Instructions to follow: Find the lines holding the word "checked" and collect them.

━━ Data to use

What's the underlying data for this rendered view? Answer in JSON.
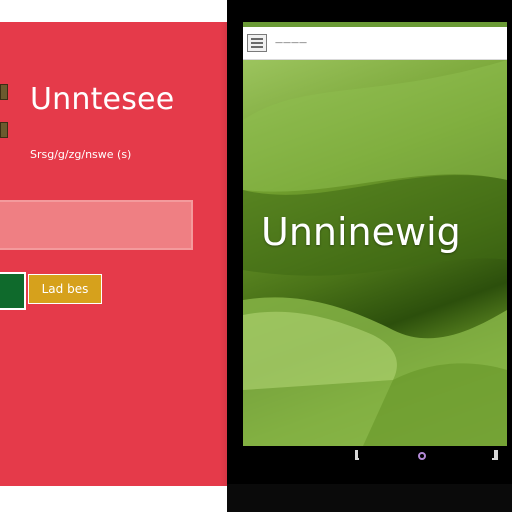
{
  "left_panel": {
    "title": "Unntesee",
    "subtitle": "Srsg/g/zg/nswe (s)",
    "input_value": "",
    "button_label": "Lad bes",
    "icons": [
      "app-icon",
      "app-icon"
    ]
  },
  "device": {
    "titlebar_text": "————",
    "wallpaper_text": "Unninewig",
    "hardware_buttons": [
      "back-button",
      "home-button",
      "search-button"
    ]
  },
  "colors": {
    "left_panel_bg": "#e53a4a",
    "input_bg": "#ef7f83",
    "button_bg": "#d6a11c",
    "checkbox_bg": "#0f6a2c",
    "device_frame": "#000000",
    "wallpaper_green": "#6f9d2d"
  }
}
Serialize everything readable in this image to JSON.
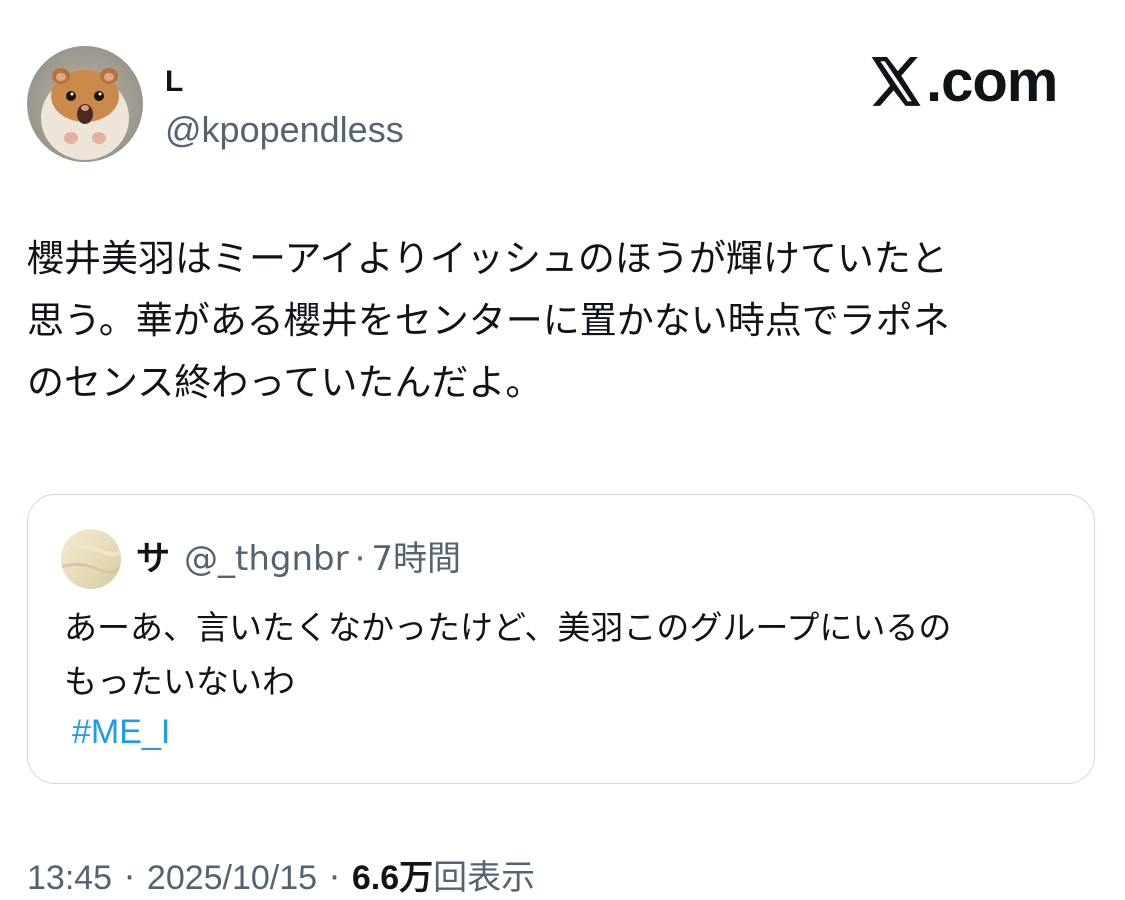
{
  "author": {
    "display_name": "L",
    "handle": "@kpopendless",
    "avatar_icon": "hamster-avatar"
  },
  "brand": {
    "logo_icon": "x-logo-icon",
    "logo_text": ".com"
  },
  "tweet": {
    "text": "櫻井美羽はミーアイよりイッシュのほうが輝けていたと\n思う。華がある櫻井をセンターに置かない時点でラポネ\nのセンス終わっていたんだよ。"
  },
  "quote": {
    "avatar_icon": "quote-avatar",
    "display_name": "サ",
    "handle": "@_thgnbr",
    "separator": "·",
    "time": "7時間",
    "text": "あーあ、言いたくなかったけど、美羽このグループにいるの\nもったいないわ",
    "hashtag": "#ME_I"
  },
  "meta": {
    "time": "13:45",
    "separator": "·",
    "date": "2025/10/15",
    "views_count": "6.6万",
    "views_label": "回表示"
  },
  "colors": {
    "text_primary": "#0f1419",
    "text_secondary": "#536471",
    "link": "#1d9bf0",
    "border": "#cfd9de"
  }
}
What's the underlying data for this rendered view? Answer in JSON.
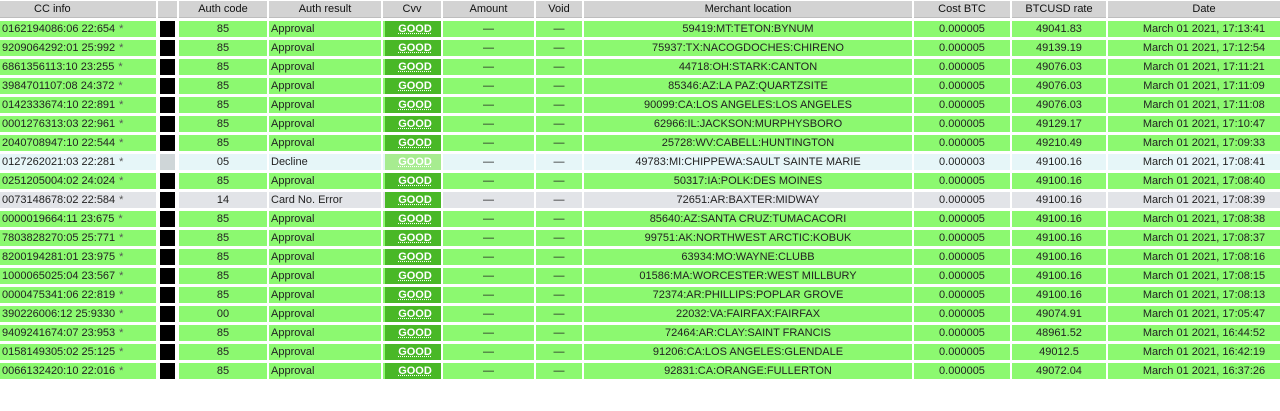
{
  "headers": [
    "CC info",
    "",
    "Auth code",
    "Auth result",
    "Cvv",
    "Amount",
    "Void",
    "Merchant location",
    "Cost BTC",
    "BTCUSD rate",
    "Date"
  ],
  "rows": [
    {
      "status": "ok",
      "cc": "0162194086:06 22:654",
      "star": "*",
      "auth_code": "85",
      "auth_result": "Approval",
      "cvv": "GOOD",
      "amount": "—",
      "void": "—",
      "location": "59419:MT:TETON:BYNUM",
      "cost": "0.000005",
      "rate": "49041.83",
      "date": "March 01 2021, 17:13:41"
    },
    {
      "status": "ok",
      "cc": "9209064292:01 25:992",
      "star": "*",
      "auth_code": "85",
      "auth_result": "Approval",
      "cvv": "GOOD",
      "amount": "—",
      "void": "—",
      "location": "75937:TX:NACOGDOCHES:CHIRENO",
      "cost": "0.000005",
      "rate": "49139.19",
      "date": "March 01 2021, 17:12:54"
    },
    {
      "status": "ok",
      "cc": "6861356113:10 23:255",
      "star": "*",
      "auth_code": "85",
      "auth_result": "Approval",
      "cvv": "GOOD",
      "amount": "—",
      "void": "—",
      "location": "44718:OH:STARK:CANTON",
      "cost": "0.000005",
      "rate": "49076.03",
      "date": "March 01 2021, 17:11:21"
    },
    {
      "status": "ok",
      "cc": "3984701107:08 24:372",
      "star": "*",
      "auth_code": "85",
      "auth_result": "Approval",
      "cvv": "GOOD",
      "amount": "—",
      "void": "—",
      "location": "85346:AZ:LA PAZ:QUARTZSITE",
      "cost": "0.000005",
      "rate": "49076.03",
      "date": "March 01 2021, 17:11:09"
    },
    {
      "status": "ok",
      "cc": "0142333674:10 22:891",
      "star": "*",
      "auth_code": "85",
      "auth_result": "Approval",
      "cvv": "GOOD",
      "amount": "—",
      "void": "—",
      "location": "90099:CA:LOS ANGELES:LOS ANGELES",
      "cost": "0.000005",
      "rate": "49076.03",
      "date": "March 01 2021, 17:11:08"
    },
    {
      "status": "ok",
      "cc": "0001276313:03 22:961",
      "star": "*",
      "auth_code": "85",
      "auth_result": "Approval",
      "cvv": "GOOD",
      "amount": "—",
      "void": "—",
      "location": "62966:IL:JACKSON:MURPHYSBORO",
      "cost": "0.000005",
      "rate": "49129.17",
      "date": "March 01 2021, 17:10:47"
    },
    {
      "status": "ok",
      "cc": "2040708947:10 22:544",
      "star": "*",
      "auth_code": "85",
      "auth_result": "Approval",
      "cvv": "GOOD",
      "amount": "—",
      "void": "—",
      "location": "25728:WV:CABELL:HUNTINGTON",
      "cost": "0.000005",
      "rate": "49210.49",
      "date": "March 01 2021, 17:09:33"
    },
    {
      "status": "decline",
      "cc": "0127262021:03 22:281",
      "star": "*",
      "auth_code": "05",
      "auth_result": "Decline",
      "cvv": "GOOD",
      "amount": "—",
      "void": "—",
      "location": "49783:MI:CHIPPEWA:SAULT SAINTE MARIE",
      "cost": "0.000003",
      "rate": "49100.16",
      "date": "March 01 2021, 17:08:41"
    },
    {
      "status": "ok",
      "cc": "0251205004:02 24:024",
      "star": "*",
      "auth_code": "85",
      "auth_result": "Approval",
      "cvv": "GOOD",
      "amount": "—",
      "void": "—",
      "location": "50317:IA:POLK:DES MOINES",
      "cost": "0.000005",
      "rate": "49100.16",
      "date": "March 01 2021, 17:08:40"
    },
    {
      "status": "error",
      "cc": "0073148678:02 22:584",
      "star": "*",
      "auth_code": "14",
      "auth_result": "Card No. Error",
      "cvv": "GOOD",
      "amount": "—",
      "void": "—",
      "location": "72651:AR:BAXTER:MIDWAY",
      "cost": "0.000005",
      "rate": "49100.16",
      "date": "March 01 2021, 17:08:39"
    },
    {
      "status": "ok",
      "cc": "0000019664:11 23:675",
      "star": "*",
      "auth_code": "85",
      "auth_result": "Approval",
      "cvv": "GOOD",
      "amount": "—",
      "void": "—",
      "location": "85640:AZ:SANTA CRUZ:TUMACACORI",
      "cost": "0.000005",
      "rate": "49100.16",
      "date": "March 01 2021, 17:08:38"
    },
    {
      "status": "ok",
      "cc": "7803828270:05 25:771",
      "star": "*",
      "auth_code": "85",
      "auth_result": "Approval",
      "cvv": "GOOD",
      "amount": "—",
      "void": "—",
      "location": "99751:AK:NORTHWEST ARCTIC:KOBUK",
      "cost": "0.000005",
      "rate": "49100.16",
      "date": "March 01 2021, 17:08:37"
    },
    {
      "status": "ok",
      "cc": "8200194281:01 23:975",
      "star": "*",
      "auth_code": "85",
      "auth_result": "Approval",
      "cvv": "GOOD",
      "amount": "—",
      "void": "—",
      "location": "63934:MO:WAYNE:CLUBB",
      "cost": "0.000005",
      "rate": "49100.16",
      "date": "March 01 2021, 17:08:16"
    },
    {
      "status": "ok",
      "cc": "1000065025:04 23:567",
      "star": "*",
      "auth_code": "85",
      "auth_result": "Approval",
      "cvv": "GOOD",
      "amount": "—",
      "void": "—",
      "location": "01586:MA:WORCESTER:WEST MILLBURY",
      "cost": "0.000005",
      "rate": "49100.16",
      "date": "March 01 2021, 17:08:15"
    },
    {
      "status": "ok",
      "cc": "0000475341:06 22:819",
      "star": "*",
      "auth_code": "85",
      "auth_result": "Approval",
      "cvv": "GOOD",
      "amount": "—",
      "void": "—",
      "location": "72374:AR:PHILLIPS:POPLAR GROVE",
      "cost": "0.000005",
      "rate": "49100.16",
      "date": "March 01 2021, 17:08:13"
    },
    {
      "status": "ok",
      "cc": "390226006:12 25:9330",
      "star": "*",
      "auth_code": "00",
      "auth_result": "Approval",
      "cvv": "GOOD",
      "amount": "—",
      "void": "—",
      "location": "22032:VA:FAIRFAX:FAIRFAX",
      "cost": "0.000005",
      "rate": "49074.91",
      "date": "March 01 2021, 17:05:47"
    },
    {
      "status": "ok",
      "cc": "9409241674:07 23:953",
      "star": "*",
      "auth_code": "85",
      "auth_result": "Approval",
      "cvv": "GOOD",
      "amount": "—",
      "void": "—",
      "location": "72464:AR:CLAY:SAINT FRANCIS",
      "cost": "0.000005",
      "rate": "48961.52",
      "date": "March 01 2021, 16:44:52"
    },
    {
      "status": "ok",
      "cc": "0158149305:02 25:125",
      "star": "*",
      "auth_code": "85",
      "auth_result": "Approval",
      "cvv": "GOOD",
      "amount": "—",
      "void": "—",
      "location": "91206:CA:LOS ANGELES:GLENDALE",
      "cost": "0.000005",
      "rate": "49012.5",
      "date": "March 01 2021, 16:42:19"
    },
    {
      "status": "ok",
      "cc": "0066132420:10 22:016",
      "star": "*",
      "auth_code": "85",
      "auth_result": "Approval",
      "cvv": "GOOD",
      "amount": "—",
      "void": "—",
      "location": "92831:CA:ORANGE:FULLERTON",
      "cost": "0.000005",
      "rate": "49072.04",
      "date": "March 01 2021, 16:37:26"
    }
  ]
}
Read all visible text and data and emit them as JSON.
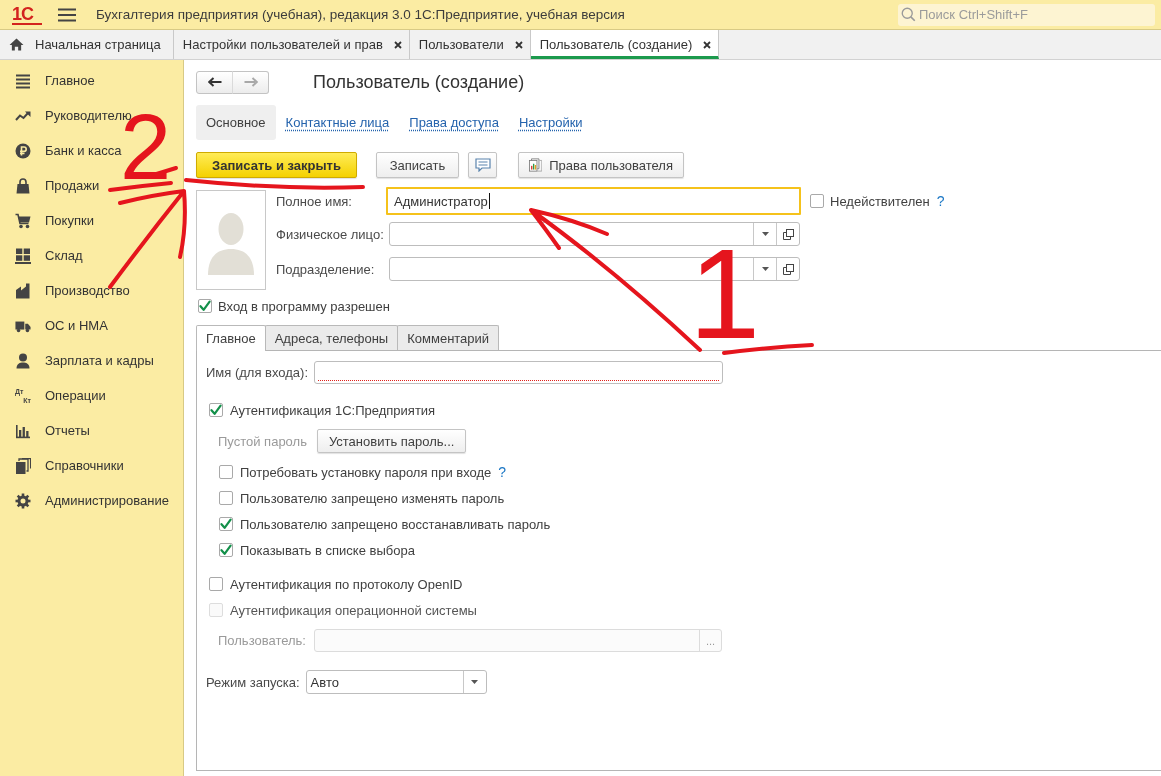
{
  "header": {
    "logo": "1С",
    "title": "Бухгалтерия предприятия (учебная), редакция 3.0 1С:Предприятие, учебная версия",
    "search": {
      "placeholder": "Поиск Ctrl+Shift+F"
    }
  },
  "open_tabs": [
    {
      "kind": "home",
      "label": "Начальная страница",
      "selected": false
    },
    {
      "kind": "page",
      "label": "Настройки пользователей и прав",
      "selected": false
    },
    {
      "kind": "page",
      "label": "Пользователи",
      "selected": false
    },
    {
      "kind": "page",
      "label": "Пользователь (создание)",
      "selected": true
    }
  ],
  "sidebar": {
    "items": [
      {
        "label": "Главное"
      },
      {
        "label": "Руководителю"
      },
      {
        "label": "Банк и касса"
      },
      {
        "label": "Продажи"
      },
      {
        "label": "Покупки"
      },
      {
        "label": "Склад"
      },
      {
        "label": "Производство"
      },
      {
        "label": "ОС и НМА"
      },
      {
        "label": "Зарплата и кадры"
      },
      {
        "label": "Операции",
        "icon_text": [
          "Дт",
          "Кт"
        ]
      },
      {
        "label": "Отчеты"
      },
      {
        "label": "Справочники"
      },
      {
        "label": "Администрирование"
      }
    ]
  },
  "form": {
    "history": [
      {
        "kind": "back",
        "disabled": false
      },
      {
        "kind": "forward",
        "disabled": true
      }
    ],
    "title": "Пользователь (создание)",
    "sections": [
      {
        "label": "Основное",
        "selected": true
      },
      {
        "label": "Контактные лица",
        "selected": false
      },
      {
        "label": "Права доступа",
        "selected": false
      },
      {
        "label": "Настройки",
        "selected": false
      }
    ],
    "commands": [
      {
        "kind": "primary",
        "label": "Записать и закрыть"
      },
      {
        "kind": "plain",
        "label": "Записать"
      },
      {
        "kind": "comment"
      },
      {
        "kind": "rights",
        "label": "Права пользователя"
      }
    ],
    "full_name": {
      "label": "Полное имя:",
      "value": "Администратор",
      "focused": true
    },
    "invalid": {
      "label": "Недействителен",
      "checked": false,
      "help": "?"
    },
    "individual": {
      "label": "Физическое лицо:"
    },
    "department": {
      "label": "Подразделение:"
    },
    "sign_in_allowed": {
      "label": "Вход в программу разрешен",
      "checked": true
    },
    "tabs": [
      {
        "label": "Главное",
        "selected": true
      },
      {
        "label": "Адреса, телефоны",
        "selected": false
      },
      {
        "label": "Комментарий",
        "selected": false
      }
    ],
    "main_page": {
      "login_name": {
        "label": "Имя (для входа):",
        "required": true
      },
      "auth_1c": {
        "label": "Аутентификация 1С:Предприятия",
        "checked": true
      },
      "password_state": "Пустой пароль",
      "set_password": "Установить пароль...",
      "password_options": [
        {
          "label": "Потребовать установку пароля при входе",
          "checked": false,
          "help": "?"
        },
        {
          "label": "Пользователю запрещено изменять пароль",
          "checked": false
        },
        {
          "label": "Пользователю запрещено восстанавливать пароль",
          "checked": true
        },
        {
          "label": "Показывать в списке выбора",
          "checked": true
        }
      ],
      "auth_openid": {
        "label": "Аутентификация по протоколу OpenID",
        "checked": false
      },
      "auth_os": {
        "label": "Аутентификация операционной системы",
        "checked": false,
        "disabled": true
      },
      "os_user": {
        "label": "Пользователь:",
        "disabled": true,
        "choice_button": "..."
      },
      "launch_mode": {
        "label": "Режим запуска:",
        "value": "Авто"
      }
    }
  },
  "annotations": [
    {
      "number": "2"
    },
    {
      "number": "1"
    }
  ]
}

━━━━

Reply:
      "checked": false,
      "checked": true
        "checked": true
          "checked": false,
          "checked": false
          "checked": true
          "checked": true
        "checked": false
        "checked": false,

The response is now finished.